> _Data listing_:
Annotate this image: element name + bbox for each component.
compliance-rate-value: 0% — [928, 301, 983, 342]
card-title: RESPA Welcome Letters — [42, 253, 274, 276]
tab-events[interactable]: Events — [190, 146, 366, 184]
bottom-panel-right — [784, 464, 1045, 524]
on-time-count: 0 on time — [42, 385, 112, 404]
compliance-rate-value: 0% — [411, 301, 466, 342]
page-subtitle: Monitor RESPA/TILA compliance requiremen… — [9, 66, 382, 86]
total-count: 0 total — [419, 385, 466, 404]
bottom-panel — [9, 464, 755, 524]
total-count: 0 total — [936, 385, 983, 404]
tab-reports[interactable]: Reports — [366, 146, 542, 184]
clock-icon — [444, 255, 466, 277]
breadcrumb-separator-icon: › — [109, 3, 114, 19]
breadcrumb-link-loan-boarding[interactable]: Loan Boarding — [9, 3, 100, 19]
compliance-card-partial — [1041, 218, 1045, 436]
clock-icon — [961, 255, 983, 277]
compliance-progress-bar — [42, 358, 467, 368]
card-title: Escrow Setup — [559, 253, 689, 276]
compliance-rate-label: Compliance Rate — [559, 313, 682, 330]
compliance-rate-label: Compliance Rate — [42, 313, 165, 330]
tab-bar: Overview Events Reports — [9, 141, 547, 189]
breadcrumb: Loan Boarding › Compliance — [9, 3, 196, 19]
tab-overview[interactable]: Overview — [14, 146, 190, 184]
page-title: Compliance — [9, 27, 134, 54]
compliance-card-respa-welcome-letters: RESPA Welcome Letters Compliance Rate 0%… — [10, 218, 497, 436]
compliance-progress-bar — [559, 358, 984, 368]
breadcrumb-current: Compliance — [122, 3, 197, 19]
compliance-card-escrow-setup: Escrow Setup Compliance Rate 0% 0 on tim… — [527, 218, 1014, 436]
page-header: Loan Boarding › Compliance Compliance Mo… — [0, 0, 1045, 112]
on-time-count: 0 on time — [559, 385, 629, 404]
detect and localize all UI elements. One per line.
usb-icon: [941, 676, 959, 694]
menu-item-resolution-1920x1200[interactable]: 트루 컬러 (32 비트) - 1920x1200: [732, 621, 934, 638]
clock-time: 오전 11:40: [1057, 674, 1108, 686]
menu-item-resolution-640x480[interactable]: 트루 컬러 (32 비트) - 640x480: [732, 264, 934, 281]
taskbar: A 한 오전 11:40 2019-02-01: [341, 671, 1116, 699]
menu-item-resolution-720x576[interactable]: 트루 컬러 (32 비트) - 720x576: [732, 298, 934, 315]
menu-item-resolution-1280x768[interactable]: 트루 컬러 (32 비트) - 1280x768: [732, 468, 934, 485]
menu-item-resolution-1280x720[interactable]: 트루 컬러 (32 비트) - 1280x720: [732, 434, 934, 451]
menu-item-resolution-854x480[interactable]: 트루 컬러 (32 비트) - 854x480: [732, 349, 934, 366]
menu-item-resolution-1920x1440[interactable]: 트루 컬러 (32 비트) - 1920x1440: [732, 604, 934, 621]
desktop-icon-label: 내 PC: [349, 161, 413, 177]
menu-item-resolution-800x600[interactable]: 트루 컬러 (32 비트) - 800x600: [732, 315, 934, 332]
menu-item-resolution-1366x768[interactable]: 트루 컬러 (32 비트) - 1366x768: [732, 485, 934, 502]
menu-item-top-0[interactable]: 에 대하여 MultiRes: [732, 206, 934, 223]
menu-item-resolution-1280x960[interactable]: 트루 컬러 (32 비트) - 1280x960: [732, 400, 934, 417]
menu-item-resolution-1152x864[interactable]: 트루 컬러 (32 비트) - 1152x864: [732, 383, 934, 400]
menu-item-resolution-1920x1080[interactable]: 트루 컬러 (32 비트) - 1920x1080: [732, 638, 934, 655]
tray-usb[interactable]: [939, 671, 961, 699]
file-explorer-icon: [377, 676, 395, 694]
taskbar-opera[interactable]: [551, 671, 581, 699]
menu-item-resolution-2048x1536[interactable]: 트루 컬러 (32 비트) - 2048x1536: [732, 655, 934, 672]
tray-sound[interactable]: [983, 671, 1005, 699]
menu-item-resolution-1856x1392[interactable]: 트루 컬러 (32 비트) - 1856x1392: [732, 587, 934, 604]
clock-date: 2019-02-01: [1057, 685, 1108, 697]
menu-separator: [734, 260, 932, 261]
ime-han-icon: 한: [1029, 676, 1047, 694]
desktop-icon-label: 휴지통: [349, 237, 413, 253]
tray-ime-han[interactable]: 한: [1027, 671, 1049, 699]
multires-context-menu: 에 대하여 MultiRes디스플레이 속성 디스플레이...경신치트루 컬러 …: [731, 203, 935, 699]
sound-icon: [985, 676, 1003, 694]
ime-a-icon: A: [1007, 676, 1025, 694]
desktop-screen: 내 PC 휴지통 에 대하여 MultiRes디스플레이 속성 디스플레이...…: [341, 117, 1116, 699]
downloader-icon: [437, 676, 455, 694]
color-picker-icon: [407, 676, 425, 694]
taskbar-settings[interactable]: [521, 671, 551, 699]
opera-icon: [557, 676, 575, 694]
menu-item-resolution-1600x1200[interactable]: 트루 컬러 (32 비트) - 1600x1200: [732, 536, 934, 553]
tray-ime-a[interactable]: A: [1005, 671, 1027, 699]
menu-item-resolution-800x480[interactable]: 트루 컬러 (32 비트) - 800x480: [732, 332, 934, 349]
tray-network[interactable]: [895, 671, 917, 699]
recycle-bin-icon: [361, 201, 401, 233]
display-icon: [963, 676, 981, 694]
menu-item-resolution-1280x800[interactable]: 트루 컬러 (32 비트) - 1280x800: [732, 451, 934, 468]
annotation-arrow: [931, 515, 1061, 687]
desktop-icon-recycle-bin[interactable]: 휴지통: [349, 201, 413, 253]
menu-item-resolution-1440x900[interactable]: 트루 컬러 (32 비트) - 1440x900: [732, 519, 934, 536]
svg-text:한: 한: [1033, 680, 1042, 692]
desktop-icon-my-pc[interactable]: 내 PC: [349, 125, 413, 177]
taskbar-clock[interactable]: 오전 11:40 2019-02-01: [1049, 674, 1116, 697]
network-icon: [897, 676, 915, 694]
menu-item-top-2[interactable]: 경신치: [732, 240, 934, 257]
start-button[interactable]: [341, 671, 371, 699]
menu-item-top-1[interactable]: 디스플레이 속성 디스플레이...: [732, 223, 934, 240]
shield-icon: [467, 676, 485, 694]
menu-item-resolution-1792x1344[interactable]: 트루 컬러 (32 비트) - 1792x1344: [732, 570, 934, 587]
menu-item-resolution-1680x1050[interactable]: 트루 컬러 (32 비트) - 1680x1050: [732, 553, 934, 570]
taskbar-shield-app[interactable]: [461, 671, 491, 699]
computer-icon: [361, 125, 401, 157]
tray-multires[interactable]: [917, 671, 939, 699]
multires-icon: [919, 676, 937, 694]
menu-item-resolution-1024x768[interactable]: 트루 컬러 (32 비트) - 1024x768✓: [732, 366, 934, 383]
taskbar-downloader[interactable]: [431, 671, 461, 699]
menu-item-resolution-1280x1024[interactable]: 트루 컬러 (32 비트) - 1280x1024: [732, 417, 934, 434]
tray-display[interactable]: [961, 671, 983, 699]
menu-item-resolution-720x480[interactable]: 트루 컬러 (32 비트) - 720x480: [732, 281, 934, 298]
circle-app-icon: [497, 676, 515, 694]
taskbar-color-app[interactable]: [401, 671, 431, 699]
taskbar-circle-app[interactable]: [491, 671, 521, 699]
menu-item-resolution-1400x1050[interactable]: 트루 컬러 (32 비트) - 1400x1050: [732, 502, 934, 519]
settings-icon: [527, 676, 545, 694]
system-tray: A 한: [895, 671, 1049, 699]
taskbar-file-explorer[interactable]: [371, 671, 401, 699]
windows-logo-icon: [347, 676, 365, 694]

> _Written exercise_:
Rewrite the records from their first line through the line containing "compliance-rate-value: 0% — [411, 301, 466, 342]", swapping "card-title" for "card-heading" and leaving everything else as it is.

> _Output for this task_:
Annotate this image: element name + bbox for each component.
compliance-rate-value: 0% — [928, 301, 983, 342]
card-heading: RESPA Welcome Letters — [42, 253, 274, 276]
tab-events[interactable]: Events — [190, 146, 366, 184]
bottom-panel-right — [784, 464, 1045, 524]
on-time-count: 0 on time — [42, 385, 112, 404]
compliance-rate-value: 0% — [411, 301, 466, 342]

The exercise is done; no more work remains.